[Data records]
>>>>>
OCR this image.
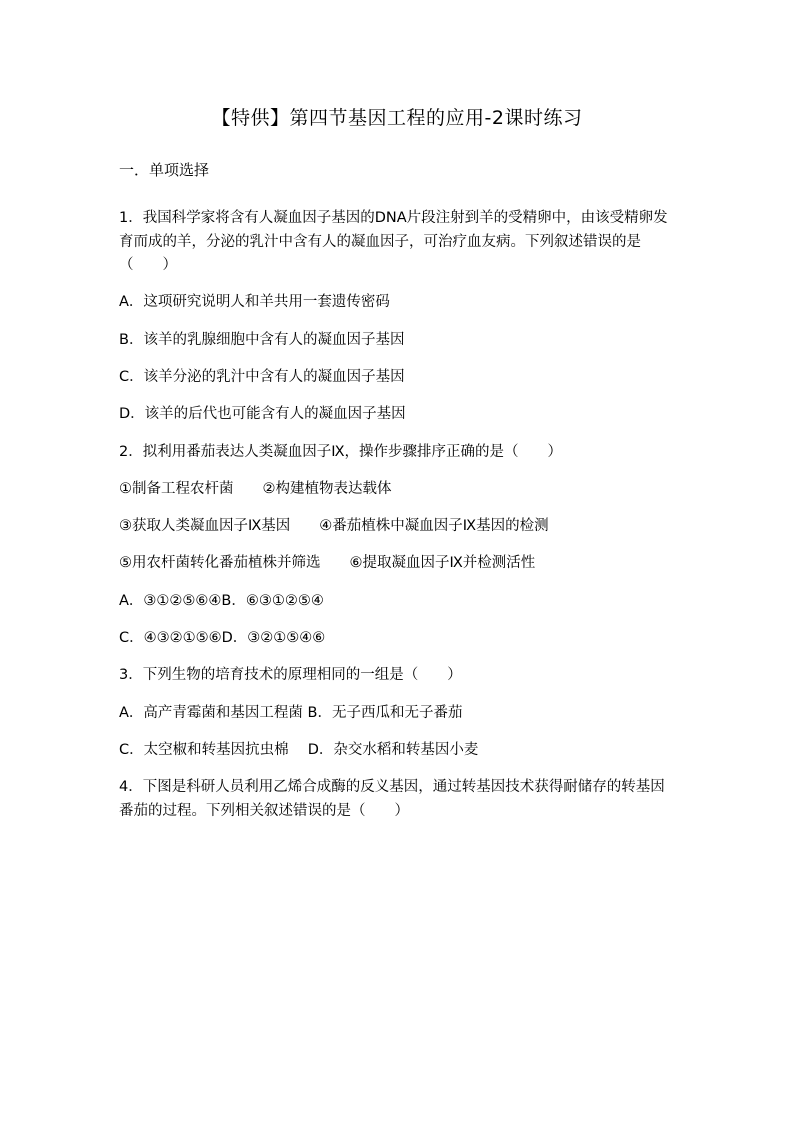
【特供】第四节基因工程的应用-2课时练习
一．单项选择
1．我国科学家将含有人凝血因子基因的DNA片段注射到羊的受精卵中，由该受精卵发
育而成的羊，分泌的乳汁中含有人的凝血因子，可治疗血友病。下列叙述错误的是
（　　）
A．这项研究说明人和羊共用一套遗传密码
B．该羊的乳腺细胞中含有人的凝血因子基因
C．该羊分泌的乳汁中含有人的凝血因子基因
D．该羊的后代也可能含有人的凝血因子基因
2．拟利用番茄表达人类凝血因子Ⅸ，操作步骤排序正确的是（　　）
①制备工程农杆菌　　②构建植物表达载体
③获取人类凝血因子Ⅸ基因　　④番茄植株中凝血因子Ⅸ基因的检测
⑤用农杆菌转化番茄植株并筛选　　⑥提取凝血因子Ⅸ并检测活性
A．③①②⑤⑥④B．⑥③①②⑤④
C．④③②①⑤⑥D．③②①⑤④⑥
3．下列生物的培育技术的原理相同的一组是（　　）
A．高产青霉菌和基因工程菌 B．无子西瓜和无子番茄
C．太空椒和转基因抗虫棉　 D．杂交水稻和转基因小麦
4．下图是科研人员利用乙烯合成酶的反义基因，通过转基因技术获得耐储存的转基因
番茄的过程。下列相关叙述错误的是（　　）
<<<<<
Exercise prompt = Set down the material above as is, without any pictures.

Exercise output =
OCR this image.
【特供】第四节基因工程的应用-2课时练习
一．单项选择
1．我国科学家将含有人凝血因子基因的DNA片段注射到羊的受精卵中，由该受精卵发
育而成的羊，分泌的乳汁中含有人的凝血因子，可治疗血友病。下列叙述错误的是
（　　）
A．这项研究说明人和羊共用一套遗传密码
B．该羊的乳腺细胞中含有人的凝血因子基因
C．该羊分泌的乳汁中含有人的凝血因子基因
D．该羊的后代也可能含有人的凝血因子基因
2．拟利用番茄表达人类凝血因子Ⅸ，操作步骤排序正确的是（　　）
①制备工程农杆菌　　②构建植物表达载体
③获取人类凝血因子Ⅸ基因　　④番茄植株中凝血因子Ⅸ基因的检测
⑤用农杆菌转化番茄植株并筛选　　⑥提取凝血因子Ⅸ并检测活性
A．③①②⑤⑥④B．⑥③①②⑤④
C．④③②①⑤⑥D．③②①⑤④⑥
3．下列生物的培育技术的原理相同的一组是（　　）
A．高产青霉菌和基因工程菌 B．无子西瓜和无子番茄
C．太空椒和转基因抗虫棉　 D．杂交水稻和转基因小麦
4．下图是科研人员利用乙烯合成酶的反义基因，通过转基因技术获得耐储存的转基因
番茄的过程。下列相关叙述错误的是（　　）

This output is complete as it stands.